• PROBLEM TO SOLVE
Wherever the word "JSON" turns up in a line of the entries, copy that line.

Source records:
────────────────

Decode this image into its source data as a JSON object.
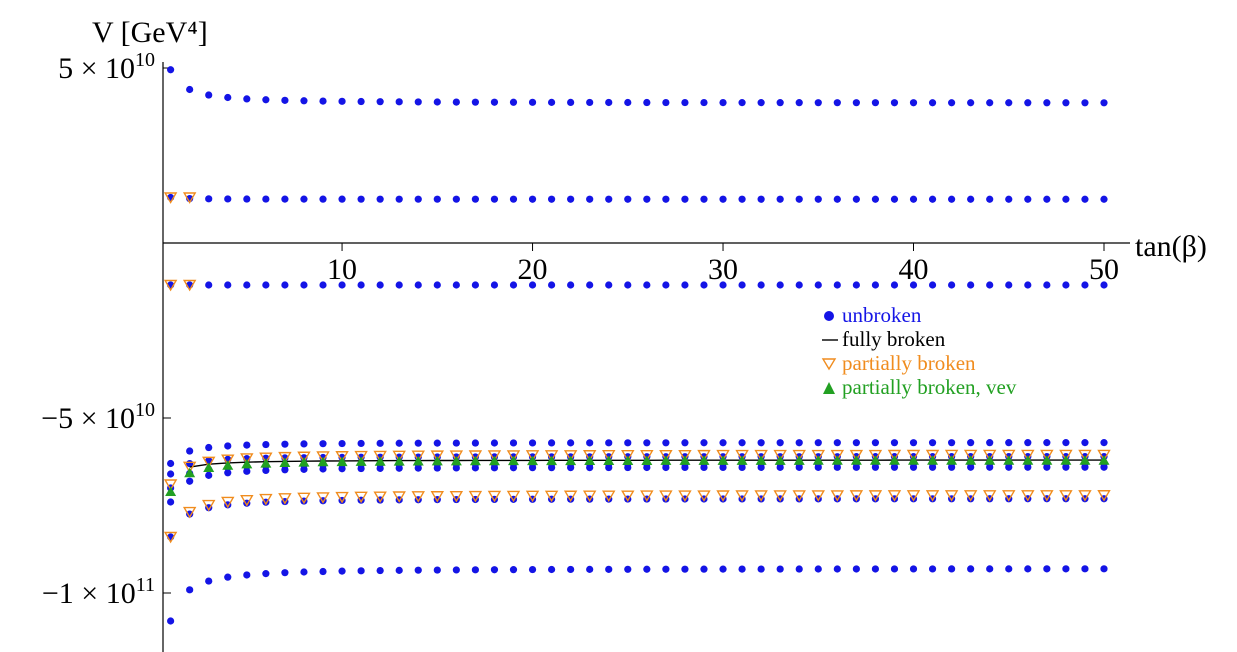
{
  "chart_data": {
    "type": "scatter",
    "title": "",
    "xlabel": "tan(β)",
    "ylabel": "V [GeV⁴]",
    "xlim": [
      0.2,
      50.6
    ],
    "ylim": [
      -109000000000.0,
      57000000000.0
    ],
    "x_ticks": [
      {
        "value": 10,
        "label": "10"
      },
      {
        "value": 20,
        "label": "20"
      },
      {
        "value": 30,
        "label": "30"
      },
      {
        "value": 40,
        "label": "40"
      },
      {
        "value": 50,
        "label": "50"
      }
    ],
    "y_ticks": [
      {
        "value": 50000000000.0,
        "mantissa": "5",
        "exp": "10"
      },
      {
        "value": -50000000000.0,
        "mantissa": "−5",
        "exp": "10"
      },
      {
        "value": -100000000000.0,
        "mantissa": "−1",
        "exp": "11"
      }
    ],
    "legend": {
      "position": "center-right",
      "entries": [
        {
          "label": "unbroken",
          "marker": "circle",
          "color": "#1414e6"
        },
        {
          "label": "fully broken",
          "marker": "line",
          "color": "#000000"
        },
        {
          "label": "partially broken",
          "marker": "triangle-down-open",
          "color": "#f08c1e"
        },
        {
          "label": "partially broken, vev",
          "marker": "triangle-up",
          "color": "#22a022"
        }
      ]
    },
    "series": [
      {
        "name": "unbroken",
        "branches": [
          {
            "y1": 49500000000.0,
            "ylim": 40000000000.0
          },
          {
            "y1": 13000000000.0,
            "ylim": 12500000000.0
          },
          {
            "y1": -12000000000.0,
            "ylim": -12000000000.0
          },
          {
            "y1": -63000000000.0,
            "ylim": -57000000000.0
          },
          {
            "y1": -66000000000.0,
            "ylim": -61000000000.0
          },
          {
            "y1": -70000000000.0,
            "ylim": -63000000000.0
          },
          {
            "y1": -74000000000.0,
            "ylim": -64000000000.0
          },
          {
            "y1": -84000000000.0,
            "ylim": -73000000000.0
          },
          {
            "y1": -108000000000.0,
            "ylim": -93000000000.0
          }
        ]
      },
      {
        "name": "fully broken",
        "branches": [
          {
            "y1": -67000000000.0,
            "ylim": -62000000000.0
          }
        ]
      },
      {
        "name": "partially broken",
        "branches": [
          {
            "y1": 13000000000.0,
            "ylim": 13000000000.0
          },
          {
            "y1": -12000000000.0,
            "ylim": -12000000000.0
          },
          {
            "y1": -69000000000.0,
            "ylim": -60500000000.0
          },
          {
            "y1": -84000000000.0,
            "ylim": -72000000000.0
          }
        ]
      },
      {
        "name": "partially broken, vev",
        "branches": [
          {
            "y1": -71000000000.0,
            "ylim": -62000000000.0
          }
        ]
      }
    ]
  }
}
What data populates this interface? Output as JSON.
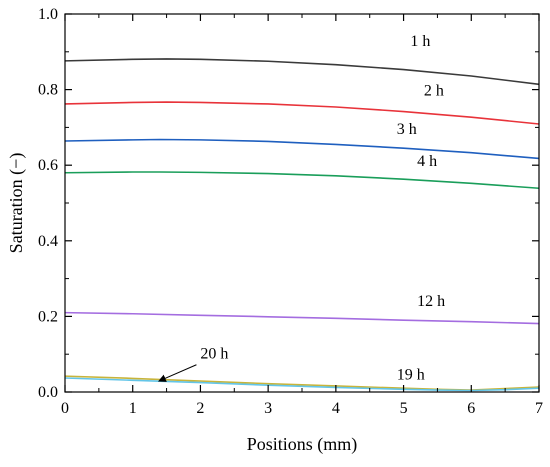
{
  "chart_data": {
    "type": "line",
    "title": "",
    "xlabel": "Positions (mm)",
    "ylabel": "Saturation (−)",
    "xlim": [
      0,
      7
    ],
    "ylim": [
      0,
      1.0
    ],
    "xticks": [
      0,
      1,
      2,
      3,
      4,
      5,
      6,
      7
    ],
    "yticks": [
      0.0,
      0.2,
      0.4,
      0.6,
      0.8,
      1.0
    ],
    "ytick_labels": [
      "0.0",
      "0.2",
      "0.4",
      "0.6",
      "0.8",
      "1.0"
    ],
    "xtick_labels": [
      "0",
      "1",
      "2",
      "3",
      "4",
      "5",
      "6",
      "7"
    ],
    "grid": false,
    "legend": "none",
    "series": [
      {
        "name": "1 h",
        "color": "#3a3a3a",
        "x": [
          0,
          1,
          1.5,
          2,
          3,
          4,
          5,
          6,
          7
        ],
        "y": [
          0.876,
          0.88,
          0.881,
          0.88,
          0.875,
          0.866,
          0.853,
          0.836,
          0.814
        ]
      },
      {
        "name": "2 h",
        "color": "#e8333a",
        "x": [
          0,
          1,
          1.5,
          2,
          3,
          4,
          5,
          6,
          7
        ],
        "y": [
          0.762,
          0.766,
          0.767,
          0.766,
          0.762,
          0.754,
          0.742,
          0.727,
          0.709
        ]
      },
      {
        "name": "3 h",
        "color": "#1f5fbf",
        "x": [
          0,
          1,
          1.4,
          2,
          3,
          4,
          5,
          6,
          7
        ],
        "y": [
          0.664,
          0.667,
          0.668,
          0.667,
          0.663,
          0.655,
          0.645,
          0.633,
          0.618
        ]
      },
      {
        "name": "4 h",
        "color": "#1a9e5a",
        "x": [
          0,
          1,
          1.4,
          2,
          3,
          4,
          5,
          6,
          7
        ],
        "y": [
          0.58,
          0.582,
          0.582,
          0.581,
          0.578,
          0.572,
          0.563,
          0.552,
          0.539
        ]
      },
      {
        "name": "12 h",
        "color": "#a46de0",
        "x": [
          0,
          1,
          2,
          3,
          4,
          5,
          6,
          7
        ],
        "y": [
          0.21,
          0.207,
          0.203,
          0.199,
          0.195,
          0.19,
          0.186,
          0.181
        ]
      },
      {
        "name": "19 h",
        "color": "#c8b43a",
        "x": [
          0,
          1,
          2,
          3,
          4,
          5,
          5.5,
          6,
          6.5,
          7
        ],
        "y": [
          0.042,
          0.036,
          0.029,
          0.022,
          0.016,
          0.01,
          0.007,
          0.005,
          0.009,
          0.013
        ]
      },
      {
        "name": "20 h",
        "color": "#63c5e8",
        "x": [
          0,
          1,
          2,
          3,
          4,
          5,
          5.5,
          6,
          6.5,
          7
        ],
        "y": [
          0.037,
          0.031,
          0.025,
          0.018,
          0.012,
          0.007,
          0.005,
          0.004,
          0.006,
          0.01
        ]
      }
    ],
    "annotations": [
      {
        "text": "1 h",
        "series": "1 h",
        "x": 5.1,
        "y": 0.915
      },
      {
        "text": "2 h",
        "series": "2 h",
        "x": 5.3,
        "y": 0.785
      },
      {
        "text": "3 h",
        "series": "3 h",
        "x": 4.9,
        "y": 0.683
      },
      {
        "text": "4 h",
        "series": "4 h",
        "x": 5.2,
        "y": 0.598
      },
      {
        "text": "12 h",
        "series": "12 h",
        "x": 5.2,
        "y": 0.228
      },
      {
        "text": "19 h",
        "series": "19 h",
        "x": 4.9,
        "y": 0.033
      },
      {
        "text": "20 h",
        "series": "20 h",
        "x": 2.0,
        "y": 0.088,
        "arrow_to": [
          1.4,
          0.03
        ]
      }
    ]
  }
}
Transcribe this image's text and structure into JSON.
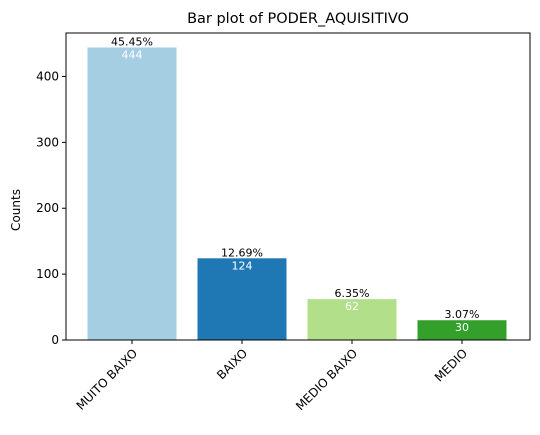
{
  "chart_data": {
    "type": "bar",
    "title": "Bar plot of PODER_AQUISITIVO",
    "xlabel": "",
    "ylabel": "Counts",
    "categories": [
      "MUITO BAIXO",
      "BAIXO",
      "MEDIO BAIXO",
      "MEDIO"
    ],
    "values": [
      444,
      124,
      62,
      30
    ],
    "percent_labels": [
      "45.45%",
      "12.69%",
      "6.35%",
      "3.07%"
    ],
    "count_labels": [
      "444",
      "124",
      "62",
      "30"
    ],
    "colors": [
      "#a6cee3",
      "#1f78b4",
      "#b2df8a",
      "#33a02c"
    ],
    "ylim": [
      0,
      466
    ],
    "yticks": [
      0,
      100,
      200,
      300,
      400
    ],
    "ytick_labels": [
      "0",
      "100",
      "200",
      "300",
      "400"
    ],
    "grid": false,
    "legend": "none"
  }
}
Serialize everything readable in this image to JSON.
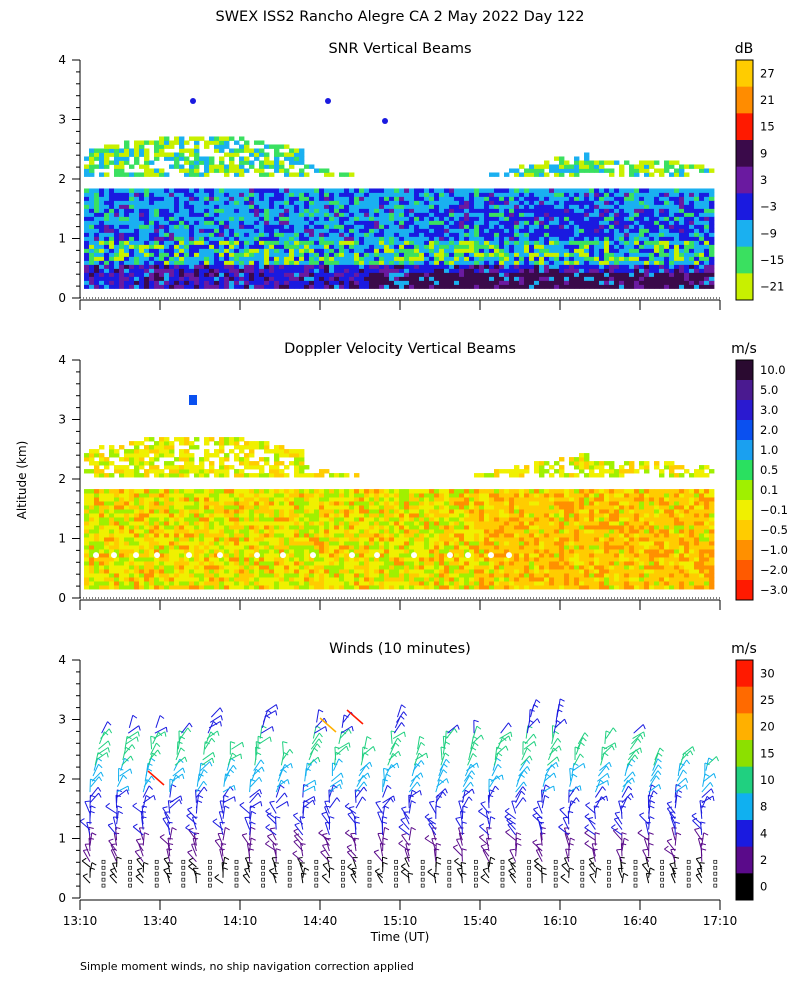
{
  "header": {
    "title": "SWEX ISS2 Rancho Alegre CA    2 May 2022 Day 122"
  },
  "footer": {
    "note": "Simple moment winds, no ship navigation correction applied"
  },
  "shared": {
    "ylabel": "Altitude (km)",
    "xlabel": "Time (UT)",
    "ylim": [
      0,
      4
    ],
    "yticks": [
      "0",
      "1",
      "2",
      "3",
      "4"
    ],
    "xticks": [
      "13:10",
      "13:40",
      "14:10",
      "14:40",
      "15:10",
      "15:40",
      "16:10",
      "16:40",
      "17:10"
    ]
  },
  "chart_data": [
    {
      "type": "heatmap",
      "title": "SNR Vertical Beams",
      "unit": "dB",
      "xlim": [
        "13:10",
        "17:10"
      ],
      "ylim": [
        0,
        4
      ],
      "colorbar": {
        "labels": [
          "27",
          "21",
          "15",
          "9",
          "3",
          "−3",
          "−9",
          "−15",
          "−21"
        ],
        "colors": [
          "#ffcc00",
          "#ff8c00",
          "#ff1a00",
          "#3a0a4a",
          "#6a1aa0",
          "#1a1ae0",
          "#1ab0f0",
          "#3ae060",
          "#c8f000"
        ]
      },
      "layers_km": [
        {
          "range": [
            0.2,
            0.5
          ],
          "label": "-3 to 9"
        },
        {
          "range": [
            0.5,
            0.9
          ],
          "label": "-9 to -15"
        },
        {
          "range": [
            0.9,
            1.8
          ],
          "label": "-3 to -9"
        },
        {
          "range": [
            2.0,
            2.6
          ],
          "label": "-15 to -21"
        }
      ]
    },
    {
      "type": "heatmap",
      "title": "Doppler Velocity Vertical Beams",
      "unit": "m/s",
      "xlim": [
        "13:10",
        "17:10"
      ],
      "ylim": [
        0,
        4
      ],
      "colorbar": {
        "labels": [
          "10.0",
          "5.0",
          "3.0",
          "2.0",
          "1.0",
          "0.5",
          "0.1",
          "−0.1",
          "−0.5",
          "−1.0",
          "−2.0",
          "−3.0"
        ],
        "colors": [
          "#2a0a30",
          "#4a1a90",
          "#2a1ad0",
          "#0a50f0",
          "#1aa0f0",
          "#2ae060",
          "#a0f000",
          "#f0f000",
          "#ffcc00",
          "#ff9000",
          "#ff5a00",
          "#ff1a00"
        ]
      },
      "layers_km": [
        {
          "range": [
            0.15,
            1.8
          ],
          "label": "-0.1 to -0.5"
        },
        {
          "range": [
            2.0,
            2.6
          ],
          "label": "-0.1 to -0.5"
        }
      ]
    },
    {
      "type": "wind_barbs",
      "title": "Winds (10 minutes)",
      "unit": "m/s",
      "interval_minutes": 10,
      "xlim": [
        "13:10",
        "17:10"
      ],
      "ylim": [
        0,
        4
      ],
      "colorbar": {
        "labels": [
          "30",
          "25",
          "20",
          "15",
          "10",
          "8",
          "4",
          "2",
          "0"
        ],
        "colors": [
          "#ff1a00",
          "#ff6a00",
          "#ffb000",
          "#8ce000",
          "#20d080",
          "#10b0f0",
          "#1a1ae0",
          "#5a0a8a",
          "#000000"
        ]
      }
    }
  ]
}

────────────────

• OUTPUT FOR THIS TASK
Decode this image into its source data as a JSON object.
What data populates this interface? Output as JSON.
Transcribe this image's text and structure into JSON.
Serialize everything readable in this image to JSON.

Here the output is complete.